_Task_:
Where a line holds "Stock", copy it.

_Material provided_:
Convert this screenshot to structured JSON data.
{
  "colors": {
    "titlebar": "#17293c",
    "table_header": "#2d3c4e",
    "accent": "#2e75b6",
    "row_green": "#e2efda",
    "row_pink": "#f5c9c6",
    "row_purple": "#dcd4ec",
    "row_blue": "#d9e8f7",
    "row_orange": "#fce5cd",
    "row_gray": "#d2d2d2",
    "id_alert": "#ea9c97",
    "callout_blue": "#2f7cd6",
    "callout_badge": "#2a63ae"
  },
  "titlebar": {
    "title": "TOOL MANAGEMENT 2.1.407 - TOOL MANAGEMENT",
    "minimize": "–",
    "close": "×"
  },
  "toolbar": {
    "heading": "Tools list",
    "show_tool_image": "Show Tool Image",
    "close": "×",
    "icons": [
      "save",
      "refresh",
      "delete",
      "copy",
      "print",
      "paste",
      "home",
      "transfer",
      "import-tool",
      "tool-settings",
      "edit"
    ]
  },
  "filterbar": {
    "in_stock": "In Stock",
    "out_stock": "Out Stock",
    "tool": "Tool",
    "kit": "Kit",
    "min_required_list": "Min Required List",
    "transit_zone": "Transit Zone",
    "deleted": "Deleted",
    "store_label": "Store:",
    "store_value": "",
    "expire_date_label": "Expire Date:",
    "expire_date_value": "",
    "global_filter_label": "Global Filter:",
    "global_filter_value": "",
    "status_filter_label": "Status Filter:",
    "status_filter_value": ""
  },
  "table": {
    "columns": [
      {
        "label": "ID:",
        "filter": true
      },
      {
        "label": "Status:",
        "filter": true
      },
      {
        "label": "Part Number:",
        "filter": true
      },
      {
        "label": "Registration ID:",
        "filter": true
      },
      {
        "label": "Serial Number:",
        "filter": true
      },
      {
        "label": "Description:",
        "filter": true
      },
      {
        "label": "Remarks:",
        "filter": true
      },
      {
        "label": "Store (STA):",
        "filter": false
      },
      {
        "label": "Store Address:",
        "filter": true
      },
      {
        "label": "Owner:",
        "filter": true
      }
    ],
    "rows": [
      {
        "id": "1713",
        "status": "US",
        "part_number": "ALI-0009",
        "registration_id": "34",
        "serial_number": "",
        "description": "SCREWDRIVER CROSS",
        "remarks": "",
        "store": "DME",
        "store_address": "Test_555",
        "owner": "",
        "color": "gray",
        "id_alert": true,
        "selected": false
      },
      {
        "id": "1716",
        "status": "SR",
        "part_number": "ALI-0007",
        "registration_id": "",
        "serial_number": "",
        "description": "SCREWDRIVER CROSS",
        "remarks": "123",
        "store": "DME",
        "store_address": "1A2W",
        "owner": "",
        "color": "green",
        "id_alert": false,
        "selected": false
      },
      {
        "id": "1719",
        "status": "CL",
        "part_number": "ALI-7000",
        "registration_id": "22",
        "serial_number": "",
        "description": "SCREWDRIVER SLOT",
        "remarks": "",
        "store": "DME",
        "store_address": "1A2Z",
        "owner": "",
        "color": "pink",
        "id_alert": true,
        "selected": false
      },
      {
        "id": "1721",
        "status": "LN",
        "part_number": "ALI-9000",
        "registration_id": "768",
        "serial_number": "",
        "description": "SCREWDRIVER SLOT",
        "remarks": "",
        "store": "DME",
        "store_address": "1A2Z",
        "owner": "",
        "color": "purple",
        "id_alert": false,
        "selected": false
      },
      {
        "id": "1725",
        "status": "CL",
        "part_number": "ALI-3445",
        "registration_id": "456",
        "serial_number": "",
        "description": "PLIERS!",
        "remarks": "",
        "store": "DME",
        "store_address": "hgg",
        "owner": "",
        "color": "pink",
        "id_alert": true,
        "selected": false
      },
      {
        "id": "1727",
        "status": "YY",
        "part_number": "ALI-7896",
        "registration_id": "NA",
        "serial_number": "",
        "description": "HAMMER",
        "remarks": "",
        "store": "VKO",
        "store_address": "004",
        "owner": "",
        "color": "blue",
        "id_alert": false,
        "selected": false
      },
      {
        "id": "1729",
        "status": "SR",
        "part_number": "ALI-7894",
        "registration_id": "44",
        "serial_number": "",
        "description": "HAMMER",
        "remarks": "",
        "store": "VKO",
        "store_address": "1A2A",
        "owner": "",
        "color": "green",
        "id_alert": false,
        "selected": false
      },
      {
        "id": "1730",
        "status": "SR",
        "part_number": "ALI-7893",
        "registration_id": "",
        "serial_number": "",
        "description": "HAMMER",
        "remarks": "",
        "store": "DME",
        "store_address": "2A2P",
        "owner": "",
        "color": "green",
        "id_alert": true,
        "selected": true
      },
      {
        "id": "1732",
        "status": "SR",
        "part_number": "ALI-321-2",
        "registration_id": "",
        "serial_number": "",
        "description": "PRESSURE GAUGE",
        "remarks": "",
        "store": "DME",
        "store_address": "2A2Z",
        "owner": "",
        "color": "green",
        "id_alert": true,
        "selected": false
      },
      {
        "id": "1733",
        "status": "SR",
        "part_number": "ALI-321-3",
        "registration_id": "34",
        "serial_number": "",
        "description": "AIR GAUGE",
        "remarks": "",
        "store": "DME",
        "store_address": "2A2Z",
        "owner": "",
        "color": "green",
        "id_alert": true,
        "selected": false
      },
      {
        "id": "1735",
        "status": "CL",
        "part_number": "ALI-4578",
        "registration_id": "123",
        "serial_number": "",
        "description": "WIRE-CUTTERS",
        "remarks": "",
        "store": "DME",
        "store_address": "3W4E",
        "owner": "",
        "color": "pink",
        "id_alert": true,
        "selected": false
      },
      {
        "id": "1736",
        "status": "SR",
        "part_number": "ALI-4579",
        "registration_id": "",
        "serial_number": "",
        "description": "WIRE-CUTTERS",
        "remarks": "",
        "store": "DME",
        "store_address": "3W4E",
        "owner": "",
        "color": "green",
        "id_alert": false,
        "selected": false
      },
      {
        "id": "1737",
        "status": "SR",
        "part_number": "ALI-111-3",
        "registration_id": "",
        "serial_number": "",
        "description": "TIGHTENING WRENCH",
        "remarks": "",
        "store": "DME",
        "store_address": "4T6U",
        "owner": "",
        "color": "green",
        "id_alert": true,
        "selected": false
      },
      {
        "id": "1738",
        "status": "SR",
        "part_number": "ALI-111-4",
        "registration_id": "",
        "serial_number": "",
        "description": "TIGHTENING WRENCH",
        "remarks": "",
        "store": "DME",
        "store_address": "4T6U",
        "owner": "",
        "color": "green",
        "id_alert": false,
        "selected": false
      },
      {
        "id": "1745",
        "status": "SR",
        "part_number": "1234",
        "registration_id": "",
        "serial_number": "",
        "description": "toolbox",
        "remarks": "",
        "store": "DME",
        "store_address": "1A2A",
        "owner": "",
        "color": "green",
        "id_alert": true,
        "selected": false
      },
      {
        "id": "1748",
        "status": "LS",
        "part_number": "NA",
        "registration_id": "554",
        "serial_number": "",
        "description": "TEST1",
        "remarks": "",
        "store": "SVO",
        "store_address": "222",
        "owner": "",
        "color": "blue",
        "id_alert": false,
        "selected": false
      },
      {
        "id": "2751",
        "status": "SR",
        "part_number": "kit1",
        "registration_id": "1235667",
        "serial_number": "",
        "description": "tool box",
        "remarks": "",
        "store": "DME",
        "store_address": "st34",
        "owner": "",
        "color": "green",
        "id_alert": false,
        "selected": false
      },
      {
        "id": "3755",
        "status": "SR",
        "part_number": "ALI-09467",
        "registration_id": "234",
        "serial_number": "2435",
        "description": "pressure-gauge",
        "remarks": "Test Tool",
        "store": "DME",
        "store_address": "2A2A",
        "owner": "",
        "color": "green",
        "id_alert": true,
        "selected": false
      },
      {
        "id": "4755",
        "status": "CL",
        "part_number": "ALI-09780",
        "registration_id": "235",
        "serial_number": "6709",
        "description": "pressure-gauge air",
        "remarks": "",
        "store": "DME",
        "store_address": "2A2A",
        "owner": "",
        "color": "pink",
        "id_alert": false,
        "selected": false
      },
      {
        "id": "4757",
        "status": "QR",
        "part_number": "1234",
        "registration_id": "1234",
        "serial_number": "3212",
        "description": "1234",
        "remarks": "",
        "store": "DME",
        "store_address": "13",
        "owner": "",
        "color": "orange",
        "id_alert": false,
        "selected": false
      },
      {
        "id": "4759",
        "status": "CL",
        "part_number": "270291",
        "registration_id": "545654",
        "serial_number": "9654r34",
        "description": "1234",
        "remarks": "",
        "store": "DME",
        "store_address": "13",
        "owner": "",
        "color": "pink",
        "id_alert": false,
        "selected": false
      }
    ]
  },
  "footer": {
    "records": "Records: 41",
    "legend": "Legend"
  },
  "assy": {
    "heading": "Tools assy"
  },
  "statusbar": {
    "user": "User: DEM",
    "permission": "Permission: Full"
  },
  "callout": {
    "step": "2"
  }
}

_Response below_:
    "in_stock": "In Stock",
    "out_stock": "Out Stock",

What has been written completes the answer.